Brief – Return each entry exactly, with none missing.

Extracted data –
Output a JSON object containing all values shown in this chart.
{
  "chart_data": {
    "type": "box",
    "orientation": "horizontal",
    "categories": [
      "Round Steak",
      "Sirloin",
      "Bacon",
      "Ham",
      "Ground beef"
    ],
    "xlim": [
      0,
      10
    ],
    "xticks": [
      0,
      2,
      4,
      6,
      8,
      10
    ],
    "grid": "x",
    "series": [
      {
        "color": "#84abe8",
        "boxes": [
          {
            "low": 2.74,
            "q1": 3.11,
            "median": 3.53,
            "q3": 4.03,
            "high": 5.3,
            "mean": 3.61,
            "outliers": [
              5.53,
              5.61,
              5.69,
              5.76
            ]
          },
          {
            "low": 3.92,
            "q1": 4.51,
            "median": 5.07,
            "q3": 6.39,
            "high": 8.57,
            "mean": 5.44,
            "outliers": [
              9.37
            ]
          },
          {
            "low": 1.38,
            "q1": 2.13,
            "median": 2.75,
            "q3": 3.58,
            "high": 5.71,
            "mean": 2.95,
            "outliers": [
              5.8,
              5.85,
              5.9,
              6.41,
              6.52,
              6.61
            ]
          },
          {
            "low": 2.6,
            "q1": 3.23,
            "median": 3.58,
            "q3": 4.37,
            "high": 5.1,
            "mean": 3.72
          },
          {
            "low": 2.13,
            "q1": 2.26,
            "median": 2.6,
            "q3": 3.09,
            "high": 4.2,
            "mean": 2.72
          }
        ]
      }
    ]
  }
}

Solution for this problem –
Output a JSON object containing all values shown in this chart.
{
  "chart_data": {
    "type": "box",
    "orientation": "horizontal",
    "categories": [
      "Round Steak",
      "Sirloin",
      "Bacon",
      "Ham",
      "Ground beef"
    ],
    "xlim": [
      0,
      10
    ],
    "xticks": [
      0,
      2,
      4,
      6,
      8,
      10
    ],
    "grid": "x",
    "series": [
      {
        "color": "#84abe8",
        "boxes": [
          {
            "low": 2.74,
            "q1": 3.11,
            "median": 3.53,
            "q3": 4.03,
            "high": 5.3,
            "mean": 3.61,
            "outliers": [
              5.53,
              5.61,
              5.69,
              5.76
            ]
          },
          {
            "low": 3.92,
            "q1": 4.51,
            "median": 5.07,
            "q3": 6.39,
            "high": 8.57,
            "mean": 5.44,
            "outliers": [
              9.37
            ]
          },
          {
            "low": 1.38,
            "q1": 2.13,
            "median": 2.75,
            "q3": 3.58,
            "high": 5.71,
            "mean": 2.95,
            "outliers": [
              5.8,
              5.85,
              5.9,
              6.41,
              6.52,
              6.61
            ]
          },
          {
            "low": 2.6,
            "q1": 3.23,
            "median": 3.58,
            "q3": 4.37,
            "high": 5.1,
            "mean": 3.72
          },
          {
            "low": 2.13,
            "q1": 2.26,
            "median": 2.6,
            "q3": 3.09,
            "high": 4.2,
            "mean": 2.72
          }
        ]
      }
    ]
  }
}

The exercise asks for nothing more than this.